The task — Look through the listing and locate every line containing the word "JSON"; copy those lines.

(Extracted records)
# # #

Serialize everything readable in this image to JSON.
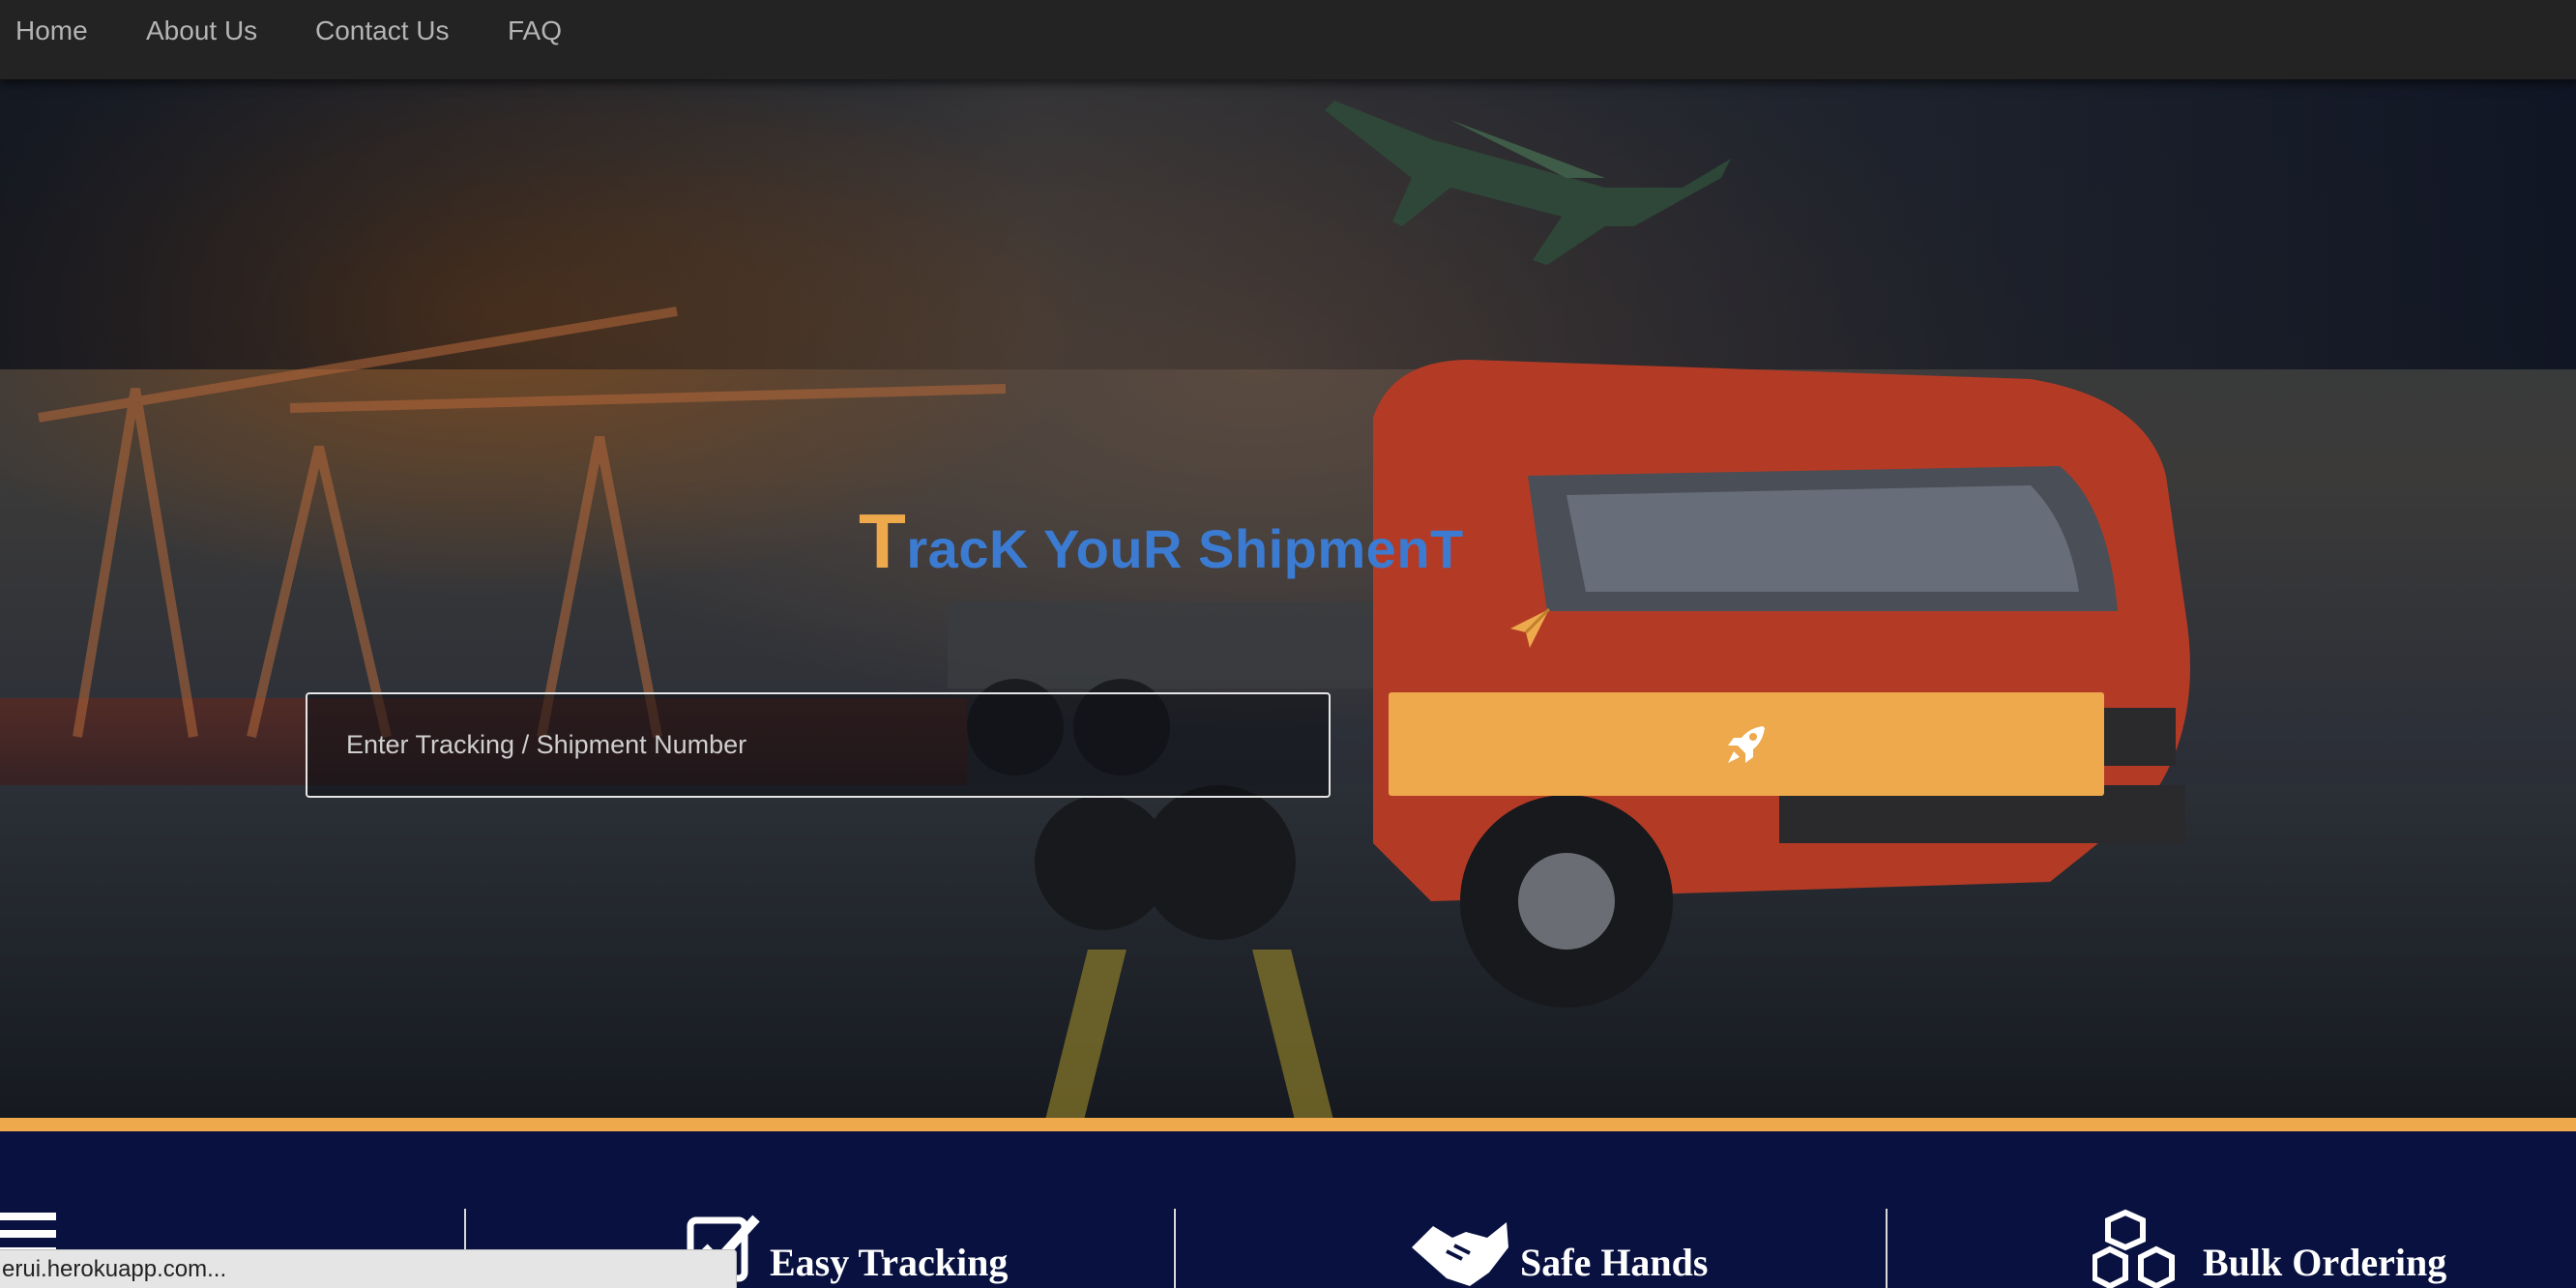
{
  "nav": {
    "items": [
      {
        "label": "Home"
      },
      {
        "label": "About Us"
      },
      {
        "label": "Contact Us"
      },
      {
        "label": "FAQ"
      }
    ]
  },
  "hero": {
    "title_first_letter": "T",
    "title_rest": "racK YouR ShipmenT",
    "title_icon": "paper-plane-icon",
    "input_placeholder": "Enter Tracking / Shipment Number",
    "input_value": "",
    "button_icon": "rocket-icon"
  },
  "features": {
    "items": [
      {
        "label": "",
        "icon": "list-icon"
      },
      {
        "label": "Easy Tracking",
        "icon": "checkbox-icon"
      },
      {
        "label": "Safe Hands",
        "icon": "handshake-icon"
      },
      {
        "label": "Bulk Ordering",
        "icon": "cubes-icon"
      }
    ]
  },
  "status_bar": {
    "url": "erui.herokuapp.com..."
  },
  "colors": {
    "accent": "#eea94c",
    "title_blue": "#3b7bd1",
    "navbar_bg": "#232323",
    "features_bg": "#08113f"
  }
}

# # #

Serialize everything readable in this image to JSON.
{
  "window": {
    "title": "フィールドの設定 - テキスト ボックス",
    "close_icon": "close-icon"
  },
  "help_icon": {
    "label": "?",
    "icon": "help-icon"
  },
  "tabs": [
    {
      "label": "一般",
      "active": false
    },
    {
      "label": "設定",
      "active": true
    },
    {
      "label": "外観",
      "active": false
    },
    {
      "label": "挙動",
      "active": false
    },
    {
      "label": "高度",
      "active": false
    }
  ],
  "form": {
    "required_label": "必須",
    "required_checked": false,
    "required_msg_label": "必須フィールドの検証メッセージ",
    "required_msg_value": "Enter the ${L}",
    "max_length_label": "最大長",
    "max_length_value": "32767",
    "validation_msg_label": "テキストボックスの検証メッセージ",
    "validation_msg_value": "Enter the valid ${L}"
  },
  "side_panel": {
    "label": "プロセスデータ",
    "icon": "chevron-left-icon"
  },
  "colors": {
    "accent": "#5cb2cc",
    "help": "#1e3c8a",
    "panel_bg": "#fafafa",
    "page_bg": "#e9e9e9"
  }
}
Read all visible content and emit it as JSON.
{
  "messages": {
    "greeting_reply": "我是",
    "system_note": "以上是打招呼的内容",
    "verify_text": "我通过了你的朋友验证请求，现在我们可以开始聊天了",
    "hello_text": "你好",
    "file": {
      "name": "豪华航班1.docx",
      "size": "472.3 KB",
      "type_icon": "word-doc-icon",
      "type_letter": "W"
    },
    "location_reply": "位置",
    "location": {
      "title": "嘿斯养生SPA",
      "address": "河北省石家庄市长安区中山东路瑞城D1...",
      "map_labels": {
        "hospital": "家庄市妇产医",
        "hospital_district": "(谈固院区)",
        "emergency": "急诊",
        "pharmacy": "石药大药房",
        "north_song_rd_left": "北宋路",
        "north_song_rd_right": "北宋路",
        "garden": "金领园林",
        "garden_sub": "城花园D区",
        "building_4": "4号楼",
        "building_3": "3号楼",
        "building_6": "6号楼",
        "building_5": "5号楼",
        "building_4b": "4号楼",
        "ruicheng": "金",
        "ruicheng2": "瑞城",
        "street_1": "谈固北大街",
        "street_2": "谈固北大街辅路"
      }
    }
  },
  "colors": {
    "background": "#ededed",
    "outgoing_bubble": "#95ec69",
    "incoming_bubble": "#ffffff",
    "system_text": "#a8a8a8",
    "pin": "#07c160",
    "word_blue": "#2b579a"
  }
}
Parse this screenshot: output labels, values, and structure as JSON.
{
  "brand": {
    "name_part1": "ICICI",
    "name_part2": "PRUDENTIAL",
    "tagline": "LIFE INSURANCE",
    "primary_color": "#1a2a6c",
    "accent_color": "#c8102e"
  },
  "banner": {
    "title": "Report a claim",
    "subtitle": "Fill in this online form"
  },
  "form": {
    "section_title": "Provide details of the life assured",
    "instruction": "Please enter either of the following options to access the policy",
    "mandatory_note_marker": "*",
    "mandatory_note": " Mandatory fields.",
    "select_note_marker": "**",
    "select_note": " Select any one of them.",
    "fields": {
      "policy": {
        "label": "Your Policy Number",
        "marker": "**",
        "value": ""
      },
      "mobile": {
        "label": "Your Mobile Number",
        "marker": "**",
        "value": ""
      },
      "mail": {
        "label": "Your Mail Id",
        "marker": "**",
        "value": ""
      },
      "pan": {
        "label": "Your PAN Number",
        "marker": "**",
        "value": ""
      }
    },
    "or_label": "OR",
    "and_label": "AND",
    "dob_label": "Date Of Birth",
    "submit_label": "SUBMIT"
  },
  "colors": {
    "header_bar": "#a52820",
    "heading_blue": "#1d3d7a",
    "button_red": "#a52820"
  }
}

# # #

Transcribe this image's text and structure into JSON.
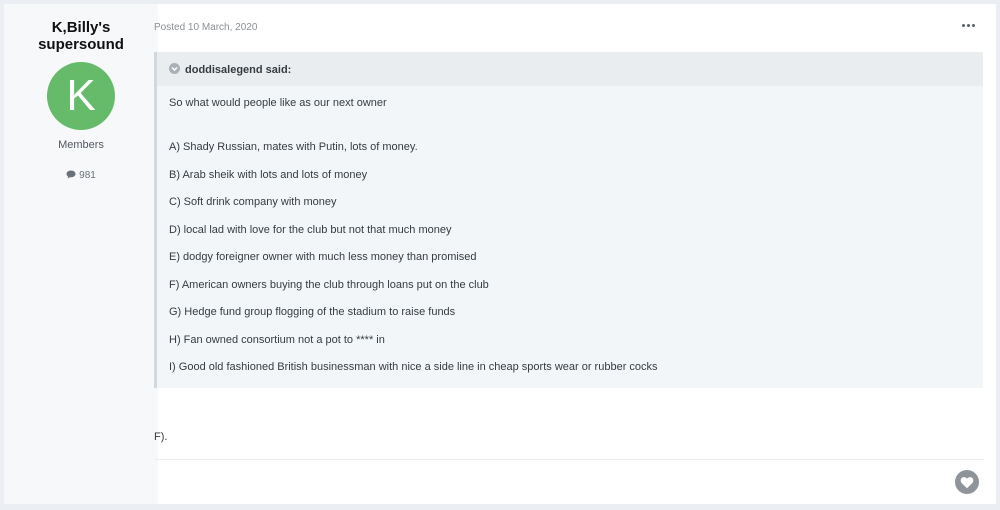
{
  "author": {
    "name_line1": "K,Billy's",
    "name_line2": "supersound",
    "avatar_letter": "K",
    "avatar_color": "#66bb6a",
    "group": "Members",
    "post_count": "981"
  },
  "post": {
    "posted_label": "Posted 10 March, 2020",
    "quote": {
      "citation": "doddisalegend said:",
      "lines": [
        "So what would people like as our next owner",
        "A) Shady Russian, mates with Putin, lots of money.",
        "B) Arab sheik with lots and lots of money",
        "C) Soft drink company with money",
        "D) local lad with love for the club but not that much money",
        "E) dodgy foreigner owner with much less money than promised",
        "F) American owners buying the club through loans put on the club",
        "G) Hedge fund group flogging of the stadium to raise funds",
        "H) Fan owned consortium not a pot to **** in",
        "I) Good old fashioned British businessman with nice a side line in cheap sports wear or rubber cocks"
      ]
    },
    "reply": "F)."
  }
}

# # #

Solved problem —
Serialize everything readable in this image to JSON.
Serialize everything readable in this image to JSON.
Read all visible content and emit it as JSON.
Parse this screenshot: output labels, values, and structure as JSON.
Transcribe this image's text and structure into JSON.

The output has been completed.